== Material for this exercise

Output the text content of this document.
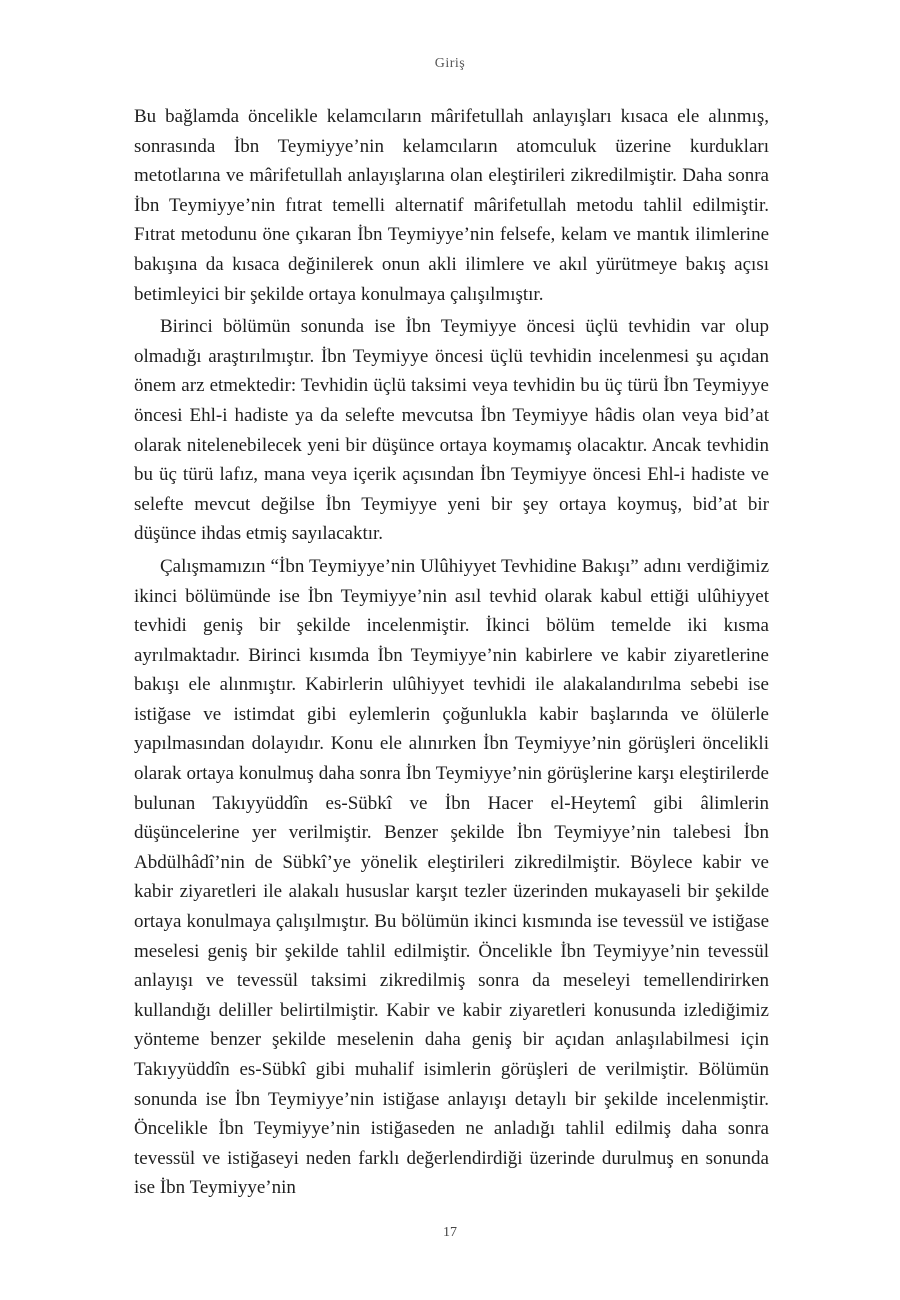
Giriş

Bu bağlamda öncelikle kelamcıların mârifetullah anlayışları kısaca ele alınmış, sonrasında İbn Teymiyye’nin kelamcıların atomculuk üzerine kurdukları metotlarına ve mârifetullah anlayışlarına olan eleştirileri zikredilmiştir. Daha sonra İbn Teymiyye’nin fıtrat temelli alternatif mârifetullah metodu tahlil edilmiştir. Fıtrat metodunu öne çıkaran İbn Teymiyye’nin felsefe, kelam ve mantık ilimlerine bakışına da kısaca değinilerek onun akli ilimlere ve akıl yürütmeye bakış açısı betimleyici bir şekilde ortaya konulmaya çalışılmıştır.

Birinci bölümün sonunda ise İbn Teymiyye öncesi üçlü tevhidin var olup olmadığı araştırılmıştır. İbn Teymiyye öncesi üçlü tevhidin incelenmesi şu açıdan önem arz etmektedir: Tevhidin üçlü taksimi veya tevhidin bu üç türü İbn Teymiyye öncesi Ehl-i hadiste ya da selefte mevcutsa İbn Teymiyye hâdis olan veya bid’at olarak nitelenebilecek yeni bir düşünce ortaya koymamış olacaktır. Ancak tevhidin bu üç türü lafız, mana veya içerik açısından İbn Teymiyye öncesi Ehl-i hadiste ve selefte mevcut değilse İbn Teymiyye yeni bir şey ortaya koymuş, bid’at bir düşünce ihdas etmiş sayılacaktır.

Çalışmamızın “İbn Teymiyye’nin Ulûhiyyet Tevhidine Bakışı” adını verdiğimiz ikinci bölümünde ise İbn Teymiyye’nin asıl tevhid olarak kabul ettiği ulûhiyyet tevhidi geniş bir şekilde incelenmiştir. İkinci bölüm temelde iki kısma ayrılmaktadır. Birinci kısımda İbn Teymiyye’nin kabirlere ve kabir ziyaretlerine bakışı ele alınmıştır. Kabirlerin ulûhiyyet tevhidi ile alakalandırılma sebebi ise istiğase ve istimdat gibi eylemlerin çoğunlukla kabir başlarında ve ölülerle yapılmasından dolayıdır. Konu ele alınırken İbn Teymiyye’nin görüşleri öncelikli olarak ortaya konulmuş daha sonra İbn Teymiyye’nin görüşlerine karşı eleştirilerde bulunan Takıyyüddîn es-Sübkî ve İbn Hacer el-Heytemî gibi âlimlerin düşüncelerine yer verilmiştir. Benzer şekilde İbn Teymiyye’nin talebesi İbn Abdülhâdî’nin de Sübkî’ye yönelik eleştirileri zikredilmiştir. Böylece kabir ve kabir ziyaretleri ile alakalı hususlar karşıt tezler üzerinden mukayaseli bir şekilde ortaya konulmaya çalışılmıştır. Bu bölümün ikinci kısmında ise tevessül ve istiğase meselesi geniş bir şekilde tahlil edilmiştir. Öncelikle İbn Teymiyye’nin tevessül anlayışı ve tevessül taksimi zikredilmiş sonra da meseleyi temellendirirken kullandığı deliller belirtilmiştir. Kabir ve kabir ziyaretleri konusunda izlediğimiz yönteme benzer şekilde meselenin daha geniş bir açıdan anlaşılabilmesi için Takıyyüddîn es-Sübkî gibi muhalif isimlerin görüşleri de verilmiştir. Bölümün sonunda ise İbn Teymiyye’nin istiğase anlayışı detaylı bir şekilde incelenmiştir. Öncelikle İbn Teymiyye’nin istiğaseden ne anladığı tahlil edilmiş daha sonra tevessül ve istiğaseyi neden farklı değerlendirdiği üzerinde durulmuş en sonunda ise İbn Teymiyye’nin

17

====

### Do this
Show all lines in the entries above where the word "olan" appears.

### Problem solution
Bu bağlamda öncelikle kelamcıların mârifetullah anlayışları kısaca ele alınmış, sonrasında İbn Teymiyye’nin kelamcıların atomculuk üzerine kurdukları metotlarına ve mârifetullah anlayışlarına olan eleştirileri zikredilmiştir. Daha sonra İbn Teymiyye’nin fıtrat temelli alternatif mârifetullah metodu tahlil edilmiştir. Fıtrat metodunu öne çıkaran İbn Teymiyye’nin felsefe, kelam ve mantık ilimlerine bakışına da kısaca değinilerek onun akli ilimlere ve akıl yürütmeye bakış açısı betimleyici bir şekilde ortaya konulmaya çalışılmıştır.
Birinci bölümün sonunda ise İbn Teymiyye öncesi üçlü tevhidin var olup olmadığı araştırılmıştır. İbn Teymiyye öncesi üçlü tevhidin incelenmesi şu açıdan önem arz etmektedir: Tevhidin üçlü taksimi veya tevhidin bu üç türü İbn Teymiyye öncesi Ehl-i hadiste ya da selefte mevcutsa İbn Teymiyye hâdis olan veya bid’at olarak nitelenebilecek yeni bir düşünce ortaya koymamış olacaktır. Ancak tevhidin bu üç türü lafız, mana veya içerik açısından İbn Teymiyye öncesi Ehl-i hadiste ve selefte mevcut değilse İbn Teymiyye yeni bir şey ortaya koymuş, bid’at bir düşünce ihdas etmiş sayılacaktır.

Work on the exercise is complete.